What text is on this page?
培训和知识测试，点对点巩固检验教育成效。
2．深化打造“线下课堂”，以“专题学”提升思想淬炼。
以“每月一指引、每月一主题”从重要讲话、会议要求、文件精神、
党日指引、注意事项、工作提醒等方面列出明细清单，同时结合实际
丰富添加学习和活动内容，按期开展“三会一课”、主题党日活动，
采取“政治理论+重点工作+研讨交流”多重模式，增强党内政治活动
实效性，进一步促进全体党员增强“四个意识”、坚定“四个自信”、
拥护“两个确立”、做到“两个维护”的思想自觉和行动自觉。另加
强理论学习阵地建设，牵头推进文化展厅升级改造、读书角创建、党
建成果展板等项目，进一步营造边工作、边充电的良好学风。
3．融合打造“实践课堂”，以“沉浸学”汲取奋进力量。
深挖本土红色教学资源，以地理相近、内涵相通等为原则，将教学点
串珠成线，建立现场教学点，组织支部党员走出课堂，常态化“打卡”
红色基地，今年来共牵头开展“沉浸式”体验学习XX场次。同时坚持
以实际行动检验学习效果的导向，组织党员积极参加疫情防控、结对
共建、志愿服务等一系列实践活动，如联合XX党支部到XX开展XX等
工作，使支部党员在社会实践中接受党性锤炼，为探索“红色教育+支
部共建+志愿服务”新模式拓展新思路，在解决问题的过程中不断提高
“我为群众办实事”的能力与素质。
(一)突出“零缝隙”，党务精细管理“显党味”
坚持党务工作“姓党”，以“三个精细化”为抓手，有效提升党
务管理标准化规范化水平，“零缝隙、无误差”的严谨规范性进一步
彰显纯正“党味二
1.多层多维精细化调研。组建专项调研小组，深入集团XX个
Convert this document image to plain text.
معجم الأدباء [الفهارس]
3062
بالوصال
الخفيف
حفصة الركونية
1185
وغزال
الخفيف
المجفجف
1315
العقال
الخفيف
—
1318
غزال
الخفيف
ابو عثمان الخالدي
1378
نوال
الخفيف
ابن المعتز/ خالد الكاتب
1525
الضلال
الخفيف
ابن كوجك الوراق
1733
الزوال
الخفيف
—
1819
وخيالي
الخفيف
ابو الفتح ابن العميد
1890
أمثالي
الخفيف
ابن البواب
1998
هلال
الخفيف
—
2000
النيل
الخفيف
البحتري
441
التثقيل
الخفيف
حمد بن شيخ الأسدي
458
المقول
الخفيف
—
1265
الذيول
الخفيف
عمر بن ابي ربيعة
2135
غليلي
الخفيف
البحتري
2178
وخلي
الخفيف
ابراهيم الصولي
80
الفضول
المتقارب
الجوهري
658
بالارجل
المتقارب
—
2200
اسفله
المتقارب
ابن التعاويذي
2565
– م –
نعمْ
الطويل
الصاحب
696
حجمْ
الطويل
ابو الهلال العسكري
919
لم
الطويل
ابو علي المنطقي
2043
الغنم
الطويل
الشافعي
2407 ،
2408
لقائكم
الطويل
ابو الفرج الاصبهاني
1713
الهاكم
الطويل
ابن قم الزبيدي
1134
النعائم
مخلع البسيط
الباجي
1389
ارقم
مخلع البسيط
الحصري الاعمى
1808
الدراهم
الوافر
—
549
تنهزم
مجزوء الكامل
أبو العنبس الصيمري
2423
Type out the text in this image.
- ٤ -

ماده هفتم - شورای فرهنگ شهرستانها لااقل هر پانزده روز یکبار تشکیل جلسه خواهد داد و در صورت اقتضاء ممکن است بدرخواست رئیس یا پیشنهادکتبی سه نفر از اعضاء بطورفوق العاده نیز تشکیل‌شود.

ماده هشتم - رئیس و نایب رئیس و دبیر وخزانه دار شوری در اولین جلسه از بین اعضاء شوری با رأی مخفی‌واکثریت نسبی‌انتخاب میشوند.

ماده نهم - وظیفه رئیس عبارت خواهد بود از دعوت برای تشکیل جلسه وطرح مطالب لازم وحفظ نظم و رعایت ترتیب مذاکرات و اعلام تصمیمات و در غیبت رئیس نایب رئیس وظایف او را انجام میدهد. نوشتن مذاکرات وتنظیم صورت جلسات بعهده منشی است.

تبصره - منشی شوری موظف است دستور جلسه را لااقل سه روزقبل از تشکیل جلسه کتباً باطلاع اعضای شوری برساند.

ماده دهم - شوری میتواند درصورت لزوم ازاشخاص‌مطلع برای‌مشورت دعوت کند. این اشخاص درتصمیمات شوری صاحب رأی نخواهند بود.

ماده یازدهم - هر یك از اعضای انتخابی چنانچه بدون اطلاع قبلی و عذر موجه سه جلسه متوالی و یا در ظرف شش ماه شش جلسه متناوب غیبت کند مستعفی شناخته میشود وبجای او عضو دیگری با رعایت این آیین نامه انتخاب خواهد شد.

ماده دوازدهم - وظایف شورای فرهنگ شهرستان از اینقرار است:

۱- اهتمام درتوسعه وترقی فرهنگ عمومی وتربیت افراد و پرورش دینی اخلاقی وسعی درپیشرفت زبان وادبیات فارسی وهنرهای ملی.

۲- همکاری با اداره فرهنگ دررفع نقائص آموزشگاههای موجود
=====
Type out the entries again, word for word.

What text is on this page?
培训和知识测试，点对点巩固检验教育成效。
2．深化打造“线下课堂”，以“专题学”提升思想淬炼。
以“每月一指引、每月一主题”从重要讲话、会议要求、文件精神、
党日指引、注意事项、工作提醒等方面列出明细清单，同时结合实际
丰富添加学习和活动内容，按期开展“三会一课”、主题党日活动，
采取“政治理论+重点工作+研讨交流”多重模式，增强党内政治活动
实效性，进一步促进全体党员增强“四个意识”、坚定“四个自信”、
拥护“两个确立”、做到“两个维护”的思想自觉和行动自觉。另加
强理论学习阵地建设，牵头推进文化展厅升级改造、读书角创建、党
建成果展板等项目，进一步营造边工作、边充电的良好学风。
3．融合打造“实践课堂”，以“沉浸学”汲取奋进力量。
深挖本土红色教学资源，以地理相近、内涵相通等为原则，将教学点
串珠成线，建立现场教学点，组织支部党员走出课堂，常态化“打卡”
红色基地，今年来共牵头开展“沉浸式”体验学习XX场次。同时坚持
以实际行动检验学习效果的导向，组织党员积极参加疫情防控、结对
共建、志愿服务等一系列实践活动，如联合XX党支部到XX开展XX等
工作，使支部党员在社会实践中接受党性锤炼，为探索“红色教育+支
部共建+志愿服务”新模式拓展新思路，在解决问题的过程中不断提高
“我为群众办实事”的能力与素质。
(一)突出“零缝隙”，党务精细管理“显党味”
坚持党务工作“姓党”，以“三个精细化”为抓手，有效提升党
务管理标准化规范化水平，“零缝隙、无误差”的严谨规范性进一步
彰显纯正“党味二
1.多层多维精细化调研。组建专项调研小组，深入集团XX个
Convert this document image to plain text.
معجم الأدباء [الفهارس]
3062
بالوصال
الخفيف
حفصة الركونية
1185
وغزال
الخفيف
المجفجف
1315
العقال
الخفيف
—
1318
غزال
الخفيف
ابو عثمان الخالدي
1378
نوال
الخفيف
ابن المعتز/ خالد الكاتب
1525
الضلال
الخفيف
ابن كوجك الوراق
1733
الزوال
الخفيف
—
1819
وخيالي
الخفيف
ابو الفتح ابن العميد
1890
أمثالي
الخفيف
ابن البواب
1998
هلال
الخفيف
—
2000
النيل
الخفيف
البحتري
441
التثقيل
الخفيف
حمد بن شيخ الأسدي
458
المقول
الخفيف
—
1265
الذيول
الخفيف
عمر بن ابي ربيعة
2135
غليلي
الخفيف
البحتري
2178
وخلي
الخفيف
ابراهيم الصولي
80
الفضول
المتقارب
الجوهري
658
بالارجل
المتقارب
—
2200
اسفله
المتقارب
ابن التعاويذي
2565
– م –
نعمْ
الطويل
الصاحب
696
حجمْ
الطويل
ابو الهلال العسكري
919
لم
الطويل
ابو علي المنطقي
2043
الغنم
الطويل
الشافعي
2407 ،
2408
لقائكم
الطويل
ابو الفرج الاصبهاني
1713
الهاكم
الطويل
ابن قم الزبيدي
1134
النعائم
مخلع البسيط
الباجي
1389
ارقم
مخلع البسيط
الحصري الاعمى
1808
الدراهم
الوافر
—
549
تنهزم
مجزوء الكامل
أبو العنبس الصيمري
2423
Type out the text in this image.
- ٤ -

ماده هفتم - شورای فرهنگ شهرستانها لااقل هر پانزده روز یکبار تشکیل جلسه خواهد داد و در صورت اقتضاء ممکن است بدرخواست رئیس یا پیشنهادکتبی سه نفر از اعضاء بطورفوق العاده نیز تشکیل‌شود.

ماده هشتم - رئیس و نایب رئیس و دبیر وخزانه دار شوری در اولین جلسه از بین اعضاء شوری با رأی مخفی‌واکثریت نسبی‌انتخاب میشوند.

ماده نهم - وظیفه رئیس عبارت خواهد بود از دعوت برای تشکیل جلسه وطرح مطالب لازم وحفظ نظم و رعایت ترتیب مذاکرات و اعلام تصمیمات و در غیبت رئیس نایب رئیس وظایف او را انجام میدهد. نوشتن مذاکرات وتنظیم صورت جلسات بعهده منشی است.

تبصره - منشی شوری موظف است دستور جلسه را لااقل سه روزقبل از تشکیل جلسه کتباً باطلاع اعضای شوری برساند.

ماده دهم - شوری میتواند درصورت لزوم ازاشخاص‌مطلع برای‌مشورت دعوت کند. این اشخاص درتصمیمات شوری صاحب رأی نخواهند بود.

ماده یازدهم - هر یك از اعضای انتخابی چنانچه بدون اطلاع قبلی و عذر موجه سه جلسه متوالی و یا در ظرف شش ماه شش جلسه متناوب غیبت کند مستعفی شناخته میشود وبجای او عضو دیگری با رعایت این آیین نامه انتخاب خواهد شد.

ماده دوازدهم - وظایف شورای فرهنگ شهرستان از اینقرار است:

۱- اهتمام درتوسعه وترقی فرهنگ عمومی وتربیت افراد و پرورش دینی اخلاقی وسعی درپیشرفت زبان وادبیات فارسی وهنرهای ملی.

۲- همکاری با اداره فرهنگ دررفع نقائص آموزشگاههای موجود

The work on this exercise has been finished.